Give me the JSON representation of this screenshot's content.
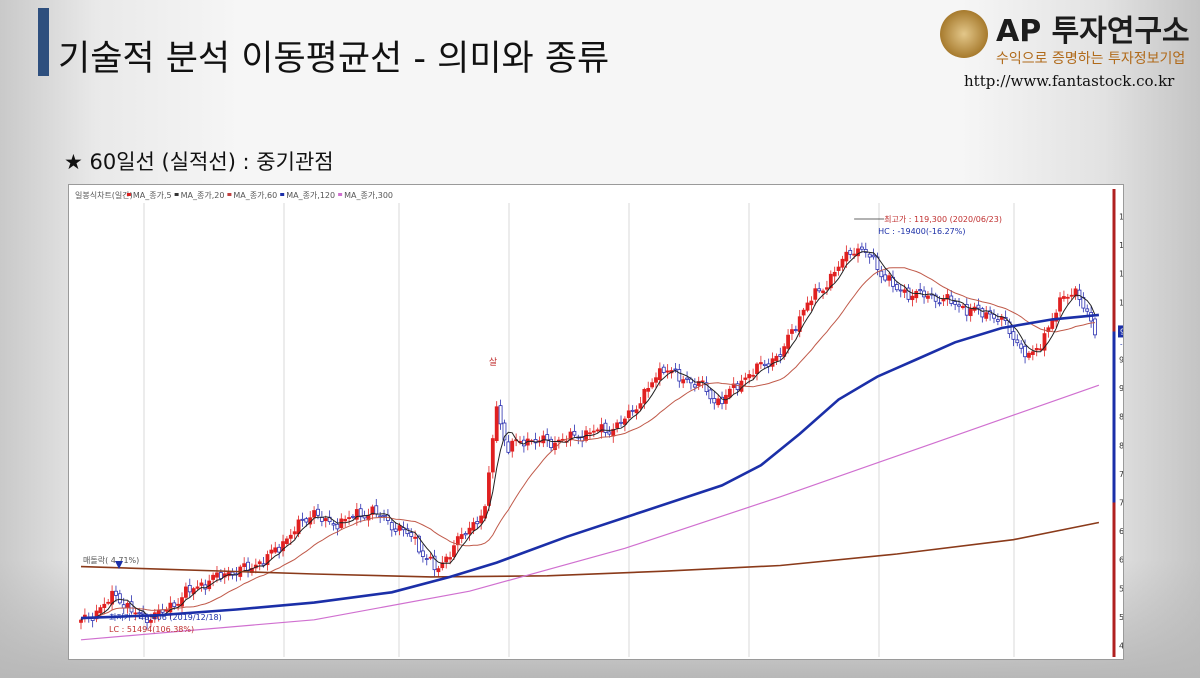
{
  "header": {
    "title": "기술적 분석 이동평균선 - 의미와 종류",
    "logo_main": "AP 투자연구소",
    "logo_sub": "수익으로 증명하는 투자정보기업",
    "logo_url": "http://www.fantastock.co.kr"
  },
  "subtitle": "★ 60일선 (실적선) : 중기관점",
  "chart_data": {
    "type": "candlestick",
    "legend": [
      "일봉식차트(일간)",
      "MA_종가,5",
      "MA_종가,20",
      "MA_종가,60",
      "MA_종가,120",
      "MA_종가,300"
    ],
    "legend_colors": [
      "#333333",
      "#d92020",
      "#333333",
      "#c04040",
      "#1b2fa8",
      "#d070d0",
      "#8a3a1a"
    ],
    "ylim": [
      43000,
      122000
    ],
    "yticks": [
      45000,
      50000,
      55000,
      60000,
      65000,
      70000,
      75000,
      80000,
      85000,
      90000,
      95000,
      100000,
      105000,
      110000,
      115000,
      120000
    ],
    "n_days": 205,
    "current_price": "99,900",
    "current_change": "-0.30%",
    "annotations": {
      "high": "최고가 : 119,300 (2020/06/23)",
      "hc": "HC : -19400(-16.27%)",
      "low": "최저가 : 48,406 (2019/12/18)",
      "lc": "LC : 51494(106.38%)",
      "breakout": "매돌락( 4.71%)",
      "mark": "살"
    },
    "ma60": [
      [
        0,
        49800
      ],
      [
        20,
        50300
      ],
      [
        40,
        51300
      ],
      [
        60,
        52500
      ],
      [
        80,
        54300
      ],
      [
        95,
        57000
      ],
      [
        107,
        59500
      ],
      [
        125,
        64000
      ],
      [
        145,
        68500
      ],
      [
        165,
        73000
      ],
      [
        175,
        76500
      ],
      [
        185,
        82000
      ],
      [
        195,
        88000
      ],
      [
        205,
        92000
      ],
      [
        215,
        95000
      ],
      [
        225,
        98000
      ],
      [
        237,
        100500
      ],
      [
        250,
        102000
      ],
      [
        262,
        102800
      ]
    ],
    "ma300": [
      [
        0,
        58800
      ],
      [
        60,
        57500
      ],
      [
        90,
        57000
      ],
      [
        120,
        57200
      ],
      [
        150,
        58000
      ],
      [
        180,
        59000
      ],
      [
        210,
        61000
      ],
      [
        240,
        63500
      ],
      [
        262,
        66500
      ]
    ],
    "ma120": [
      [
        0,
        46000
      ],
      [
        60,
        49500
      ],
      [
        100,
        54500
      ],
      [
        140,
        62000
      ],
      [
        180,
        71000
      ],
      [
        220,
        80500
      ],
      [
        262,
        90500
      ]
    ],
    "colors": {
      "up": "#e02020",
      "down": "#2a2fb0",
      "ma5": "#222222",
      "ma20": "#c05a4a",
      "ma60": "#1b2fa8",
      "ma120": "#d070d0",
      "ma300": "#8a3a1a",
      "accent": "#2e4f7e"
    }
  }
}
#####
WHAT TO WORK ON - Exclude the pictures, and transcribe all of the material exactly.

EXERCISE OUTPUT -
Give me the JSON representation of this screenshot's content.
{
  "header": {
    "title": "기술적 분석 이동평균선 - 의미와 종류",
    "logo_main": "AP 투자연구소",
    "logo_sub": "수익으로 증명하는 투자정보기업",
    "logo_url": "http://www.fantastock.co.kr"
  },
  "subtitle": "★ 60일선 (실적선) : 중기관점",
  "chart_data": {
    "type": "candlestick",
    "legend": [
      "일봉식차트(일간)",
      "MA_종가,5",
      "MA_종가,20",
      "MA_종가,60",
      "MA_종가,120",
      "MA_종가,300"
    ],
    "legend_colors": [
      "#333333",
      "#d92020",
      "#333333",
      "#c04040",
      "#1b2fa8",
      "#d070d0",
      "#8a3a1a"
    ],
    "ylim": [
      43000,
      122000
    ],
    "yticks": [
      45000,
      50000,
      55000,
      60000,
      65000,
      70000,
      75000,
      80000,
      85000,
      90000,
      95000,
      100000,
      105000,
      110000,
      115000,
      120000
    ],
    "n_days": 205,
    "current_price": "99,900",
    "current_change": "-0.30%",
    "annotations": {
      "high": "최고가 : 119,300 (2020/06/23)",
      "hc": "HC : -19400(-16.27%)",
      "low": "최저가 : 48,406 (2019/12/18)",
      "lc": "LC : 51494(106.38%)",
      "breakout": "매돌락( 4.71%)",
      "mark": "살"
    },
    "ma60": [
      [
        0,
        49800
      ],
      [
        20,
        50300
      ],
      [
        40,
        51300
      ],
      [
        60,
        52500
      ],
      [
        80,
        54300
      ],
      [
        95,
        57000
      ],
      [
        107,
        59500
      ],
      [
        125,
        64000
      ],
      [
        145,
        68500
      ],
      [
        165,
        73000
      ],
      [
        175,
        76500
      ],
      [
        185,
        82000
      ],
      [
        195,
        88000
      ],
      [
        205,
        92000
      ],
      [
        215,
        95000
      ],
      [
        225,
        98000
      ],
      [
        237,
        100500
      ],
      [
        250,
        102000
      ],
      [
        262,
        102800
      ]
    ],
    "ma300": [
      [
        0,
        58800
      ],
      [
        60,
        57500
      ],
      [
        90,
        57000
      ],
      [
        120,
        57200
      ],
      [
        150,
        58000
      ],
      [
        180,
        59000
      ],
      [
        210,
        61000
      ],
      [
        240,
        63500
      ],
      [
        262,
        66500
      ]
    ],
    "ma120": [
      [
        0,
        46000
      ],
      [
        60,
        49500
      ],
      [
        100,
        54500
      ],
      [
        140,
        62000
      ],
      [
        180,
        71000
      ],
      [
        220,
        80500
      ],
      [
        262,
        90500
      ]
    ],
    "colors": {
      "up": "#e02020",
      "down": "#2a2fb0",
      "ma5": "#222222",
      "ma20": "#c05a4a",
      "ma60": "#1b2fa8",
      "ma120": "#d070d0",
      "ma300": "#8a3a1a",
      "accent": "#2e4f7e"
    }
  }
}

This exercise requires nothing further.